Goal> Drop every picture, then transcribe the remaining data exactly.

[Extracted records]
▶
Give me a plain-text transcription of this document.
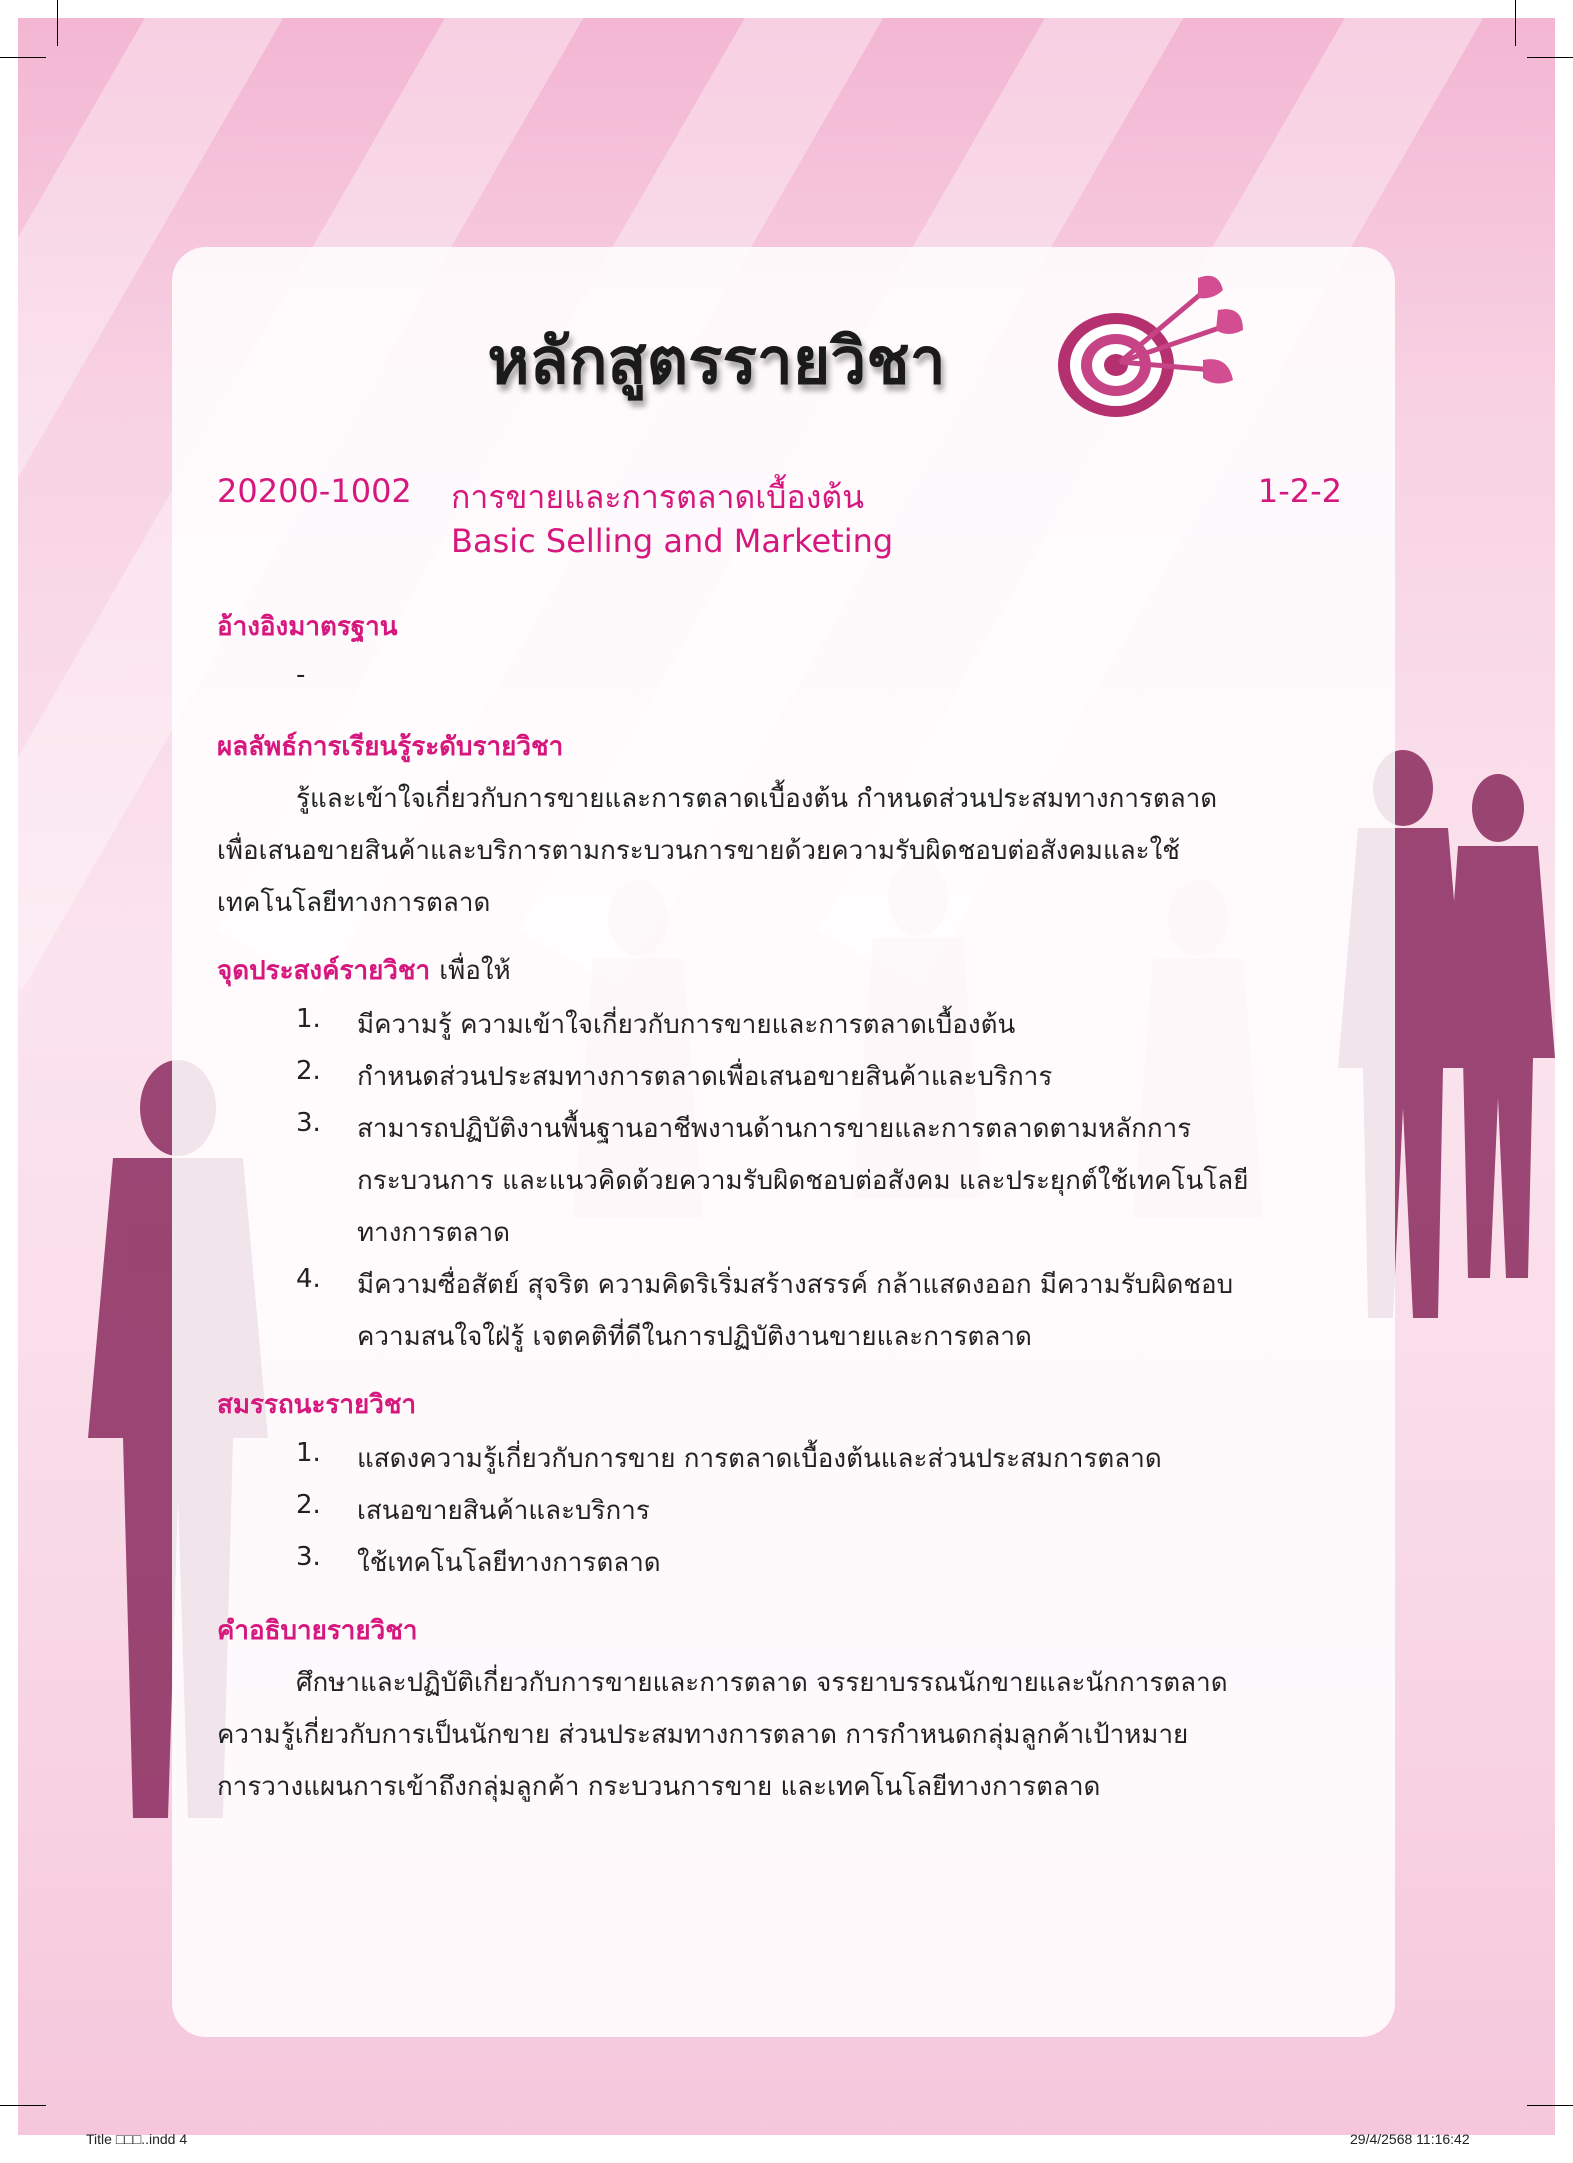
หลักสูตรรายวิชา
20200-1002 การขายและการตลาดเบื้องต้น	1-2-2
Basic Selling and Marketing
อ้างอิงมาตรฐาน
-
ผลลัพธ์การเรียนรู้ระดับรายวิชา
รู้และเข้าใจเกี่ยวกับการขายและการตลาดเบื้องต้น กำหนดส่วนประสมทางการตลาด
เพื่อเสนอขายสินค้าและบริการตามกระบวนการขายด้วยความรับผิดชอบต่อสังคมและใช้
เทคโนโลยีทางการตลาด
จุดประสงค์รายวิชา เพื่อให้
1. มีความรู้ ความเข้าใจเกี่ยวกับการขายและการตลาดเบื้องต้น
2. กำหนดส่วนประสมทางการตลาดเพื่อเสนอขายสินค้าและบริการ
3. สามารถปฏิบัติงานพื้นฐานอาชีพงานด้านการขายและการตลาดตามหลักการ
กระบวนการ และแนวคิดด้วยความรับผิดชอบต่อสังคม และประยุกต์ใช้เทคโนโลยี
ทางการตลาด
4. มีความซื่อสัตย์ สุจริต ความคิดริเริ่มสร้างสรรค์ กล้าแสดงออก มีความรับผิดชอบ
ความสนใจใฝ่รู้ เจตคติที่ดีในการปฏิบัติงานขายและการตลาด
สมรรถนะรายวิชา
1. แสดงความรู้เกี่ยวกับการขาย การตลาดเบื้องต้นและส่วนประสมการตลาด
2. เสนอขายสินค้าและบริการ
3. ใช้เทคโนโลยีทางการตลาด
คำอธิบายรายวิชา
ศึกษาและปฏิบัติเกี่ยวกับการขายและการตลาด จรรยาบรรณนักขายและนักการตลาด
ความรู้เกี่ยวกับการเป็นนักขาย ส่วนประสมทางการตลาด การกำหนดกลุ่มลูกค้าเป้าหมาย
การวางแผนการเข้าถึงกลุ่มลูกค้า กระบวนการขาย และเทคโนโลยีทางการตลาด
Title □□□..indd 4	29/4/2568 11:16:42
◀
Exercise response>
Give me a plain-text transcription of this document.
หลักสูตรรายวิชา
20200-1002 การขายและการตลาดเบื้องต้น	1-2-2
Basic Selling and Marketing
อ้างอิงมาตรฐาน
-
ผลลัพธ์การเรียนรู้ระดับรายวิชา
รู้และเข้าใจเกี่ยวกับการขายและการตลาดเบื้องต้น กำหนดส่วนประสมทางการตลาด
เพื่อเสนอขายสินค้าและบริการตามกระบวนการขายด้วยความรับผิดชอบต่อสังคมและใช้
เทคโนโลยีทางการตลาด
จุดประสงค์รายวิชา เพื่อให้
1. มีความรู้ ความเข้าใจเกี่ยวกับการขายและการตลาดเบื้องต้น
2. กำหนดส่วนประสมทางการตลาดเพื่อเสนอขายสินค้าและบริการ
3. สามารถปฏิบัติงานพื้นฐานอาชีพงานด้านการขายและการตลาดตามหลักการ
กระบวนการ และแนวคิดด้วยความรับผิดชอบต่อสังคม และประยุกต์ใช้เทคโนโลยี
ทางการตลาด
4. มีความซื่อสัตย์ สุจริต ความคิดริเริ่มสร้างสรรค์ กล้าแสดงออก มีความรับผิดชอบ
ความสนใจใฝ่รู้ เจตคติที่ดีในการปฏิบัติงานขายและการตลาด
สมรรถนะรายวิชา
1. แสดงความรู้เกี่ยวกับการขาย การตลาดเบื้องต้นและส่วนประสมการตลาด
2. เสนอขายสินค้าและบริการ
3. ใช้เทคโนโลยีทางการตลาด
คำอธิบายรายวิชา
ศึกษาและปฏิบัติเกี่ยวกับการขายและการตลาด จรรยาบรรณนักขายและนักการตลาด
ความรู้เกี่ยวกับการเป็นนักขาย ส่วนประสมทางการตลาด การกำหนดกลุ่มลูกค้าเป้าหมาย
การวางแผนการเข้าถึงกลุ่มลูกค้า กระบวนการขาย และเทคโนโลยีทางการตลาด
Title □□□..indd 4	29/4/2568 11:16:42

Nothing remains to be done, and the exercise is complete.